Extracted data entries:
....
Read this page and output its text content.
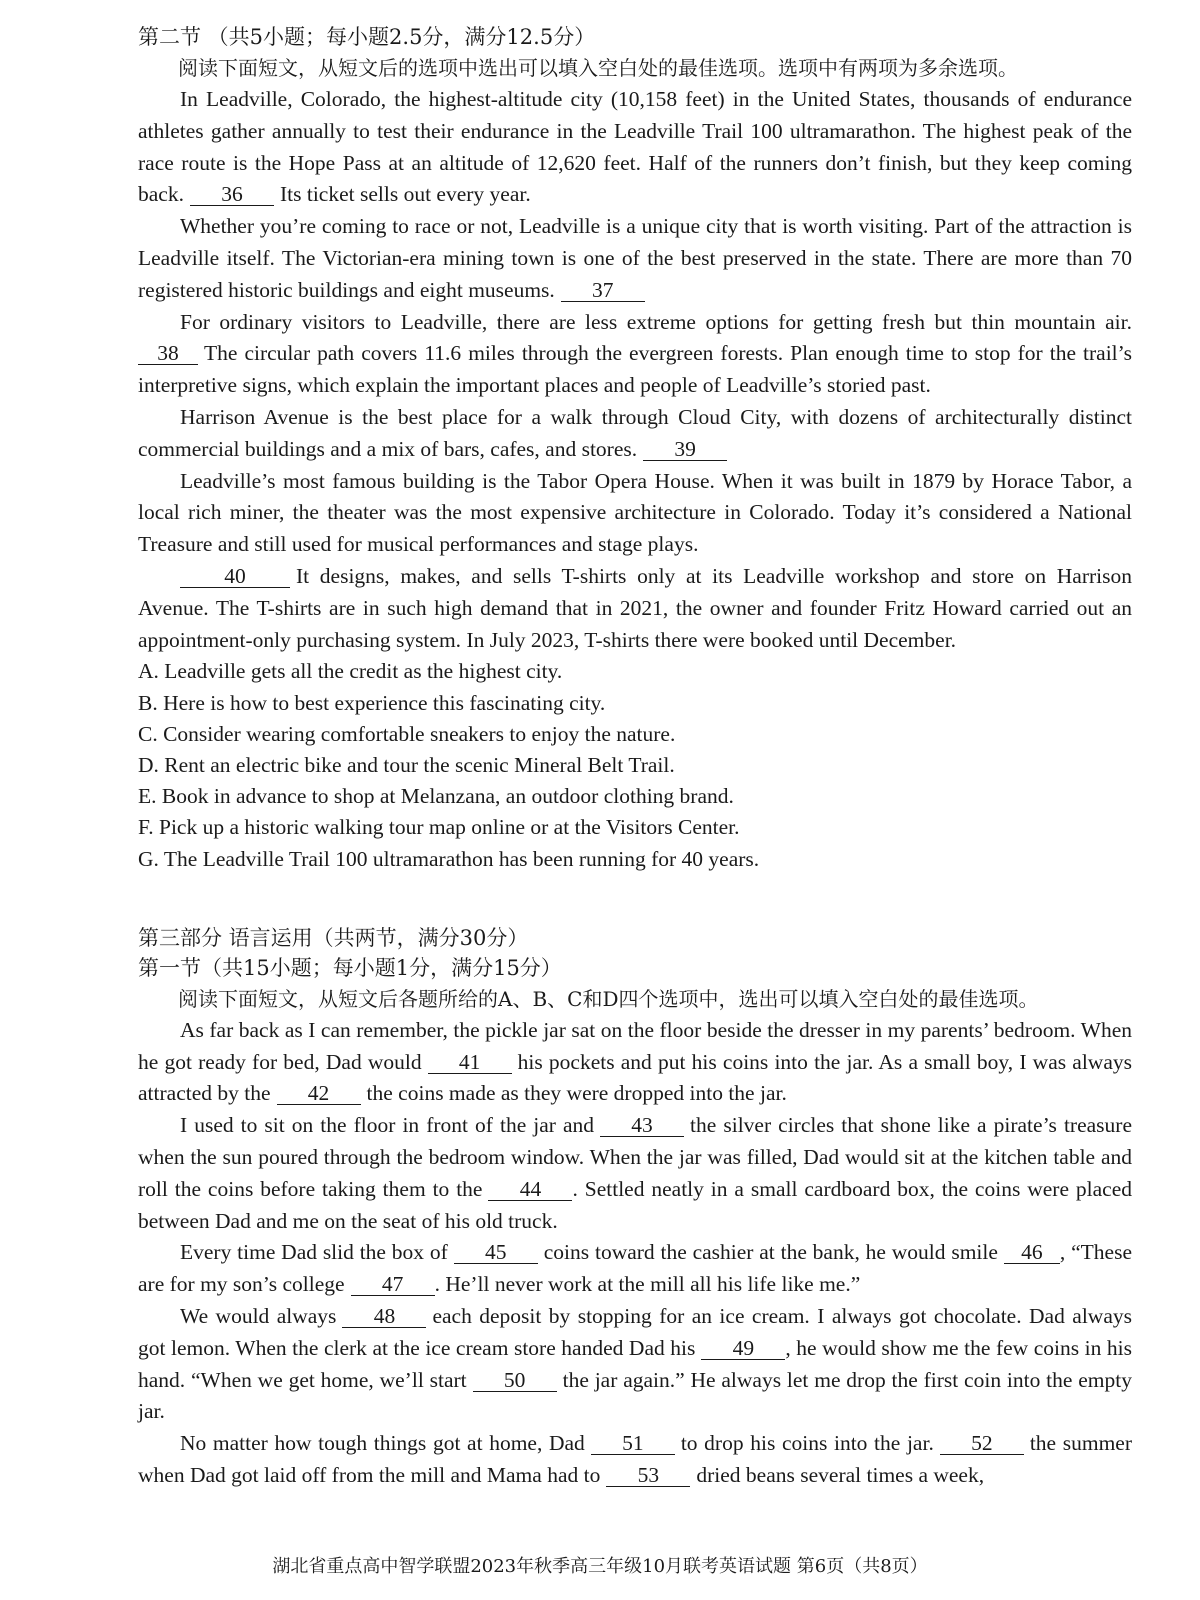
第二节 （共5小题；每小题2.5分，满分12.5分）

阅读下面短文，从短文后的选项中选出可以填入空白处的最佳选项。选项中有两项为多余选项。

In Leadville, Colorado, the highest-altitude city (10,158 feet) in the United States, thousands of endurance athletes gather annually to test their endurance in the Leadville Trail 100 ultramarathon. The highest peak of the race route is the Hope Pass at an altitude of 12,620 feet. Half of the runners don’t finish, but they keep coming back. 36 Its ticket sells out every year.

Whether you’re coming to race or not, Leadville is a unique city that is worth visiting. Part of the attraction is Leadville itself. The Victorian-era mining town is one of the best preserved in the state. There are more than 70 registered historic buildings and eight museums. 37

For ordinary visitors to Leadville, there are less extreme options for getting fresh but thin mountain air. 38 The circular path covers 11.6 miles through the evergreen forests. Plan enough time to stop for the trail’s interpretive signs, which explain the important places and people of Leadville’s storied past.

Harrison Avenue is the best place for a walk through Cloud City, with dozens of architecturally distinct commercial buildings and a mix of bars, cafes, and stores. 39

Leadville’s most famous building is the Tabor Opera House. When it was built in 1879 by Horace Tabor, a local rich miner, the theater was the most expensive architecture in Colorado. Today it’s considered a National Treasure and still used for musical performances and stage plays.

40 It designs, makes, and sells T-shirts only at its Leadville workshop and store on Harrison Avenue. The T-shirts are in such high demand that in 2021, the owner and founder Fritz Howard carried out an appointment-only purchasing system. In July 2023, T-shirts there were booked until December.

A. Leadville gets all the credit as the highest city.
B. Here is how to best experience this fascinating city.
C. Consider wearing comfortable sneakers to enjoy the nature.
D. Rent an electric bike and tour the scenic Mineral Belt Trail.
E. Book in advance to shop at Melanzana, an outdoor clothing brand.
F. Pick up a historic walking tour map online or at the Visitors Center.
G. The Leadville Trail 100 ultramarathon has been running for 40 years.

第三部分 语言运用（共两节，满分30分）

第一节（共15小题；每小题1分，满分15分）

阅读下面短文，从短文后各题所给的A、B、C和D四个选项中，选出可以填入空白处的最佳选项。

As far back as I can remember, the pickle jar sat on the floor beside the dresser in my parents’ bedroom. When he got ready for bed, Dad would 41 his pockets and put his coins into the jar. As a small boy, I was always attracted by the 42 the coins made as they were dropped into the jar.

I used to sit on the floor in front of the jar and 43 the silver circles that shone like a pirate’s treasure when the sun poured through the bedroom window. When the jar was filled, Dad would sit at the kitchen table and roll the coins before taking them to the 44 . Settled neatly in a small cardboard box, the coins were placed between Dad and me on the seat of his old truck.

Every time Dad slid the box of 45 coins toward the cashier at the bank, he would smile 46 , “These are for my son’s college 47 . He’ll never work at the mill all his life like me.”

We would always 48 each deposit by stopping for an ice cream. I always got chocolate. Dad always got lemon. When the clerk at the ice cream store handed Dad his 49 , he would show me the few coins in his hand. “When we get home, we’ll start 50 the jar again.” He always let me drop the first coin into the empty jar.

No matter how tough things got at home, Dad 51 to drop his coins into the jar. 52 the summer when Dad got laid off from the mill and Mama had to 53 dried beans several times a week,

湖北省重点高中智学联盟2023年秋季高三年级10月联考英语试题 第6页（共8页）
....
▸ **TASK OBJECTIVE**: Pick out and copy every line that contains the word "tour".

▸ **CORRECT ANSWER**:
D. Rent an electric bike and tour the scenic Mineral Belt Trail.
F. Pick up a historic walking tour map online or at the Visitors Center.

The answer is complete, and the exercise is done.